> **THE TASK**
In full and without deviation, write out the entries that follow.

***** DATA FOR THIS EXERCISE

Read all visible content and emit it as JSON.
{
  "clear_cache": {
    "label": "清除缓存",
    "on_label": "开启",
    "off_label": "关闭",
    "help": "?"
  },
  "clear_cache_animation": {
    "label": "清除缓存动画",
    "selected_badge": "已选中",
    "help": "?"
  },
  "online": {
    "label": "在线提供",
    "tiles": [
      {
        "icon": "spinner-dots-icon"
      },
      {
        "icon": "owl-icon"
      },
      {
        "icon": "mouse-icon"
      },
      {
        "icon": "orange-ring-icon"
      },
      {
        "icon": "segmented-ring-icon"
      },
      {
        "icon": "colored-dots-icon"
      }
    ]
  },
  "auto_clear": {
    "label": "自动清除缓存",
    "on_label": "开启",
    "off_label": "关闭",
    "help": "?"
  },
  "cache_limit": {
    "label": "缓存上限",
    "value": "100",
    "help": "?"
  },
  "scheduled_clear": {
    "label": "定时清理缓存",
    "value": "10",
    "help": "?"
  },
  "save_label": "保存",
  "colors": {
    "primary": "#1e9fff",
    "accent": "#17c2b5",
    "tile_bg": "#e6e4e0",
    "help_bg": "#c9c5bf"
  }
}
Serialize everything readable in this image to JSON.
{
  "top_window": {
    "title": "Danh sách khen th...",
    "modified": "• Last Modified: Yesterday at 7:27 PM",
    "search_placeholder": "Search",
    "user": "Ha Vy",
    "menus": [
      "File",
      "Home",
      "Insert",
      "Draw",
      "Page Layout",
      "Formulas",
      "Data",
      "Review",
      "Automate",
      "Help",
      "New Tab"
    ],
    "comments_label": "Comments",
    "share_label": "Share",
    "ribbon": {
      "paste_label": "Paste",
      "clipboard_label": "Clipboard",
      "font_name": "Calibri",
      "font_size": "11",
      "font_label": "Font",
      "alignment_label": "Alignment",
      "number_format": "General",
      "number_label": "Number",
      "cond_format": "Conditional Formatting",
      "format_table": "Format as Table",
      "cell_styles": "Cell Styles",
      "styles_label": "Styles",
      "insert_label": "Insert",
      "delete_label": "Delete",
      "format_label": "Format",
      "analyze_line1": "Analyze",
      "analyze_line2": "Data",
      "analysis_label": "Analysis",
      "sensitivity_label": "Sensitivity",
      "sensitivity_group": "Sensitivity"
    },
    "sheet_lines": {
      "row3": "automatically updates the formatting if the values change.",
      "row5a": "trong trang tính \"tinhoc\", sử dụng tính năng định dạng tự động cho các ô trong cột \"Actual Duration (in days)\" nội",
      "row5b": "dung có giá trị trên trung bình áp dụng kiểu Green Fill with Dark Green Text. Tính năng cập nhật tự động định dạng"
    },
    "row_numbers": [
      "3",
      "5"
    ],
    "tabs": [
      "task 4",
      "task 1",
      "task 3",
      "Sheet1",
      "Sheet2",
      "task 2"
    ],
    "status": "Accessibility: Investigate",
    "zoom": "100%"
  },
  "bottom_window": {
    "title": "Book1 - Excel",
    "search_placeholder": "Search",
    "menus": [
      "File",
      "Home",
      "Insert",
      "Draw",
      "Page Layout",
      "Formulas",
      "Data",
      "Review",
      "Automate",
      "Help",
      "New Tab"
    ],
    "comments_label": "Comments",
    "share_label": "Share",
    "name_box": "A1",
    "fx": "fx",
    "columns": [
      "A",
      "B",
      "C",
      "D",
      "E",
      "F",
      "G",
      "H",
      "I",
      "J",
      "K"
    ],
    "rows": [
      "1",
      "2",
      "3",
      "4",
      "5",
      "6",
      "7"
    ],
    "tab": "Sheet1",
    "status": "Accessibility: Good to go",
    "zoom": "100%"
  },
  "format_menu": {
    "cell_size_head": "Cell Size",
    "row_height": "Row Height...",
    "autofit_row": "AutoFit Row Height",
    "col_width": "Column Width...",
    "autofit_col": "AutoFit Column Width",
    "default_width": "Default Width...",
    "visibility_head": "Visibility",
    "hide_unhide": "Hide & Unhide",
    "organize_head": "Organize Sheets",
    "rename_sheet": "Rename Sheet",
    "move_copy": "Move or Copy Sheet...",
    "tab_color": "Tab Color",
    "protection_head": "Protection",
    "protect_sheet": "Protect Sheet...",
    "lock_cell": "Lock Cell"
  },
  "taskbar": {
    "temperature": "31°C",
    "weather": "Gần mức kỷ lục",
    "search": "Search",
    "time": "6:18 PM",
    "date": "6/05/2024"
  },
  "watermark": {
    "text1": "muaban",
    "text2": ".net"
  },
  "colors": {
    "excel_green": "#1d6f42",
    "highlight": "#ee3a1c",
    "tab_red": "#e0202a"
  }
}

**********

> **REPLY TO THE EXERCISE**
Read all visible content and emit it as JSON.
{
  "clear_cache": {
    "label": "清除缓存",
    "on_label": "开启",
    "off_label": "关闭",
    "help": "?"
  },
  "clear_cache_animation": {
    "label": "清除缓存动画",
    "selected_badge": "已选中",
    "help": "?"
  },
  "online": {
    "label": "在线提供",
    "tiles": [
      {
        "icon": "spinner-dots-icon"
      },
      {
        "icon": "owl-icon"
      },
      {
        "icon": "mouse-icon"
      },
      {
        "icon": "orange-ring-icon"
      },
      {
        "icon": "segmented-ring-icon"
      },
      {
        "icon": "colored-dots-icon"
      }
    ]
  },
  "auto_clear": {
    "label": "自动清除缓存",
    "on_label": "开启",
    "off_label": "关闭",
    "help": "?"
  },
  "cache_limit": {
    "label": "缓存上限",
    "value": "100",
    "help": "?"
  },
  "scheduled_clear": {
    "label": "定时清理缓存",
    "value": "10",
    "help": "?"
  },
  "save_label": "保存",
  "colors": {
    "primary": "#1e9fff",
    "accent": "#17c2b5",
    "tile_bg": "#e6e4e0",
    "help_bg": "#c9c5bf"
  }
}
Serialize everything readable in this image to JSON.
{
  "top_window": {
    "title": "Danh sách khen th...",
    "modified": "• Last Modified: Yesterday at 7:27 PM",
    "search_placeholder": "Search",
    "user": "Ha Vy",
    "menus": [
      "File",
      "Home",
      "Insert",
      "Draw",
      "Page Layout",
      "Formulas",
      "Data",
      "Review",
      "Automate",
      "Help",
      "New Tab"
    ],
    "comments_label": "Comments",
    "share_label": "Share",
    "ribbon": {
      "paste_label": "Paste",
      "clipboard_label": "Clipboard",
      "font_name": "Calibri",
      "font_size": "11",
      "font_label": "Font",
      "alignment_label": "Alignment",
      "number_format": "General",
      "number_label": "Number",
      "cond_format": "Conditional Formatting",
      "format_table": "Format as Table",
      "cell_styles": "Cell Styles",
      "styles_label": "Styles",
      "insert_label": "Insert",
      "delete_label": "Delete",
      "format_label": "Format",
      "analyze_line1": "Analyze",
      "analyze_line2": "Data",
      "analysis_label": "Analysis",
      "sensitivity_label": "Sensitivity",
      "sensitivity_group": "Sensitivity"
    },
    "sheet_lines": {
      "row3": "automatically updates the formatting if the values change.",
      "row5a": "trong trang tính \"tinhoc\", sử dụng tính năng định dạng tự động cho các ô trong cột \"Actual Duration (in days)\" nội",
      "row5b": "dung có giá trị trên trung bình áp dụng kiểu Green Fill with Dark Green Text. Tính năng cập nhật tự động định dạng"
    },
    "row_numbers": [
      "3",
      "5"
    ],
    "tabs": [
      "task 4",
      "task 1",
      "task 3",
      "Sheet1",
      "Sheet2",
      "task 2"
    ],
    "status": "Accessibility: Investigate",
    "zoom": "100%"
  },
  "bottom_window": {
    "title": "Book1 - Excel",
    "search_placeholder": "Search",
    "menus": [
      "File",
      "Home",
      "Insert",
      "Draw",
      "Page Layout",
      "Formulas",
      "Data",
      "Review",
      "Automate",
      "Help",
      "New Tab"
    ],
    "comments_label": "Comments",
    "share_label": "Share",
    "name_box": "A1",
    "fx": "fx",
    "columns": [
      "A",
      "B",
      "C",
      "D",
      "E",
      "F",
      "G",
      "H",
      "I",
      "J",
      "K"
    ],
    "rows": [
      "1",
      "2",
      "3",
      "4",
      "5",
      "6",
      "7"
    ],
    "tab": "Sheet1",
    "status": "Accessibility: Good to go",
    "zoom": "100%"
  },
  "format_menu": {
    "cell_size_head": "Cell Size",
    "row_height": "Row Height...",
    "autofit_row": "AutoFit Row Height",
    "col_width": "Column Width...",
    "autofit_col": "AutoFit Column Width",
    "default_width": "Default Width...",
    "visibility_head": "Visibility",
    "hide_unhide": "Hide & Unhide",
    "organize_head": "Organize Sheets",
    "rename_sheet": "Rename Sheet",
    "move_copy": "Move or Copy Sheet...",
    "tab_color": "Tab Color",
    "protection_head": "Protection",
    "protect_sheet": "Protect Sheet...",
    "lock_cell": "Lock Cell"
  },
  "taskbar": {
    "temperature": "31°C",
    "weather": "Gần mức kỷ lục",
    "search": "Search",
    "time": "6:18 PM",
    "date": "6/05/2024"
  },
  "watermark": {
    "text1": "muaban",
    "text2": ".net"
  },
  "colors": {
    "excel_green": "#1d6f42",
    "highlight": "#ee3a1c",
    "tab_red": "#e0202a"
  }
}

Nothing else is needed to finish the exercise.